#### Task to complete:
Identify and copy all lines of the material where the string "реквизиты" is found.

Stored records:
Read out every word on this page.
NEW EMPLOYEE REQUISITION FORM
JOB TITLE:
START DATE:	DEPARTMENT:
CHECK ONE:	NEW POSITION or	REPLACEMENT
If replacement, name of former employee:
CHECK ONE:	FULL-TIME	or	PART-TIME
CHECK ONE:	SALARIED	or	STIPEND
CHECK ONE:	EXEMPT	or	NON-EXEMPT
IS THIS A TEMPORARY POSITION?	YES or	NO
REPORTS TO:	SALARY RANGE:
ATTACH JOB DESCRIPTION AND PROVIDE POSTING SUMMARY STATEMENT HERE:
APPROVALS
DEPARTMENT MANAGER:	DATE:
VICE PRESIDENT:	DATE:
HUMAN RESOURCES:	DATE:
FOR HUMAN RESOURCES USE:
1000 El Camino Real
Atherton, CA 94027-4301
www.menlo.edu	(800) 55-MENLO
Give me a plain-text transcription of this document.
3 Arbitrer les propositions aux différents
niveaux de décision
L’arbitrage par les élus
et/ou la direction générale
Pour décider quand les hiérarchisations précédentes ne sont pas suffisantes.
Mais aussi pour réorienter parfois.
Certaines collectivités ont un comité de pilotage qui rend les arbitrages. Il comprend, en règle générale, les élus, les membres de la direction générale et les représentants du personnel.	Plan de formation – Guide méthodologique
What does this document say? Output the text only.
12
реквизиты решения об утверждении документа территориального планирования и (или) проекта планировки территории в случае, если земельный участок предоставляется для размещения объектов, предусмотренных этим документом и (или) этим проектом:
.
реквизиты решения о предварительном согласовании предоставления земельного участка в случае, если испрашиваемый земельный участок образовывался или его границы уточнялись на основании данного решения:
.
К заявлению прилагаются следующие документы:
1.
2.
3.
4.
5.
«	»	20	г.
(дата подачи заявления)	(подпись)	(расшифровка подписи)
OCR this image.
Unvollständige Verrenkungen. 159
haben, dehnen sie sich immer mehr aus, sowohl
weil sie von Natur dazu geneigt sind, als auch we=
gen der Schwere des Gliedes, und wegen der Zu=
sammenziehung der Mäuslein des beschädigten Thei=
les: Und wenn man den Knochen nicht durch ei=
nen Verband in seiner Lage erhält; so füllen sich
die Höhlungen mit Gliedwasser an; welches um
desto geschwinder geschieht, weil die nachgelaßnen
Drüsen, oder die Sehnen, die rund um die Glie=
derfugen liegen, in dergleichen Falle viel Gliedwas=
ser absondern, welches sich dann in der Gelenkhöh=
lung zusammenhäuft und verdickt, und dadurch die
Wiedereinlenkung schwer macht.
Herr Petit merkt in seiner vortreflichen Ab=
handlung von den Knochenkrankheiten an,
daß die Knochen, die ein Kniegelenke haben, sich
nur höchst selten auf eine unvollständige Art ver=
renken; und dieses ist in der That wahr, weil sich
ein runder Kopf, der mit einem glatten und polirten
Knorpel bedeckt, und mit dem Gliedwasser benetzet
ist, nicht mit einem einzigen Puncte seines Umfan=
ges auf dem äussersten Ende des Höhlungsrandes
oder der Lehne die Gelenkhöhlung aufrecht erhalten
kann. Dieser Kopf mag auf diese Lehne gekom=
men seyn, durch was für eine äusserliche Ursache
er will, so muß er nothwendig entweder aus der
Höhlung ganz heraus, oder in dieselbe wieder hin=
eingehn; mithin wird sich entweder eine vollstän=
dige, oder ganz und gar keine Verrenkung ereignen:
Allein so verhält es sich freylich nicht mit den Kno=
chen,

#### Full solution:
реквизиты решения об утверждении документа территориального планирования и (или) проекта планировки территории в случае, если земельный участок предоставляется для размещения объектов, предусмотренных этим документом и (или) этим проектом:
реквизиты решения о предварительном согласовании предоставления земельного участка в случае, если испрашиваемый земельный участок образовывался или его границы уточнялись на основании данного решения:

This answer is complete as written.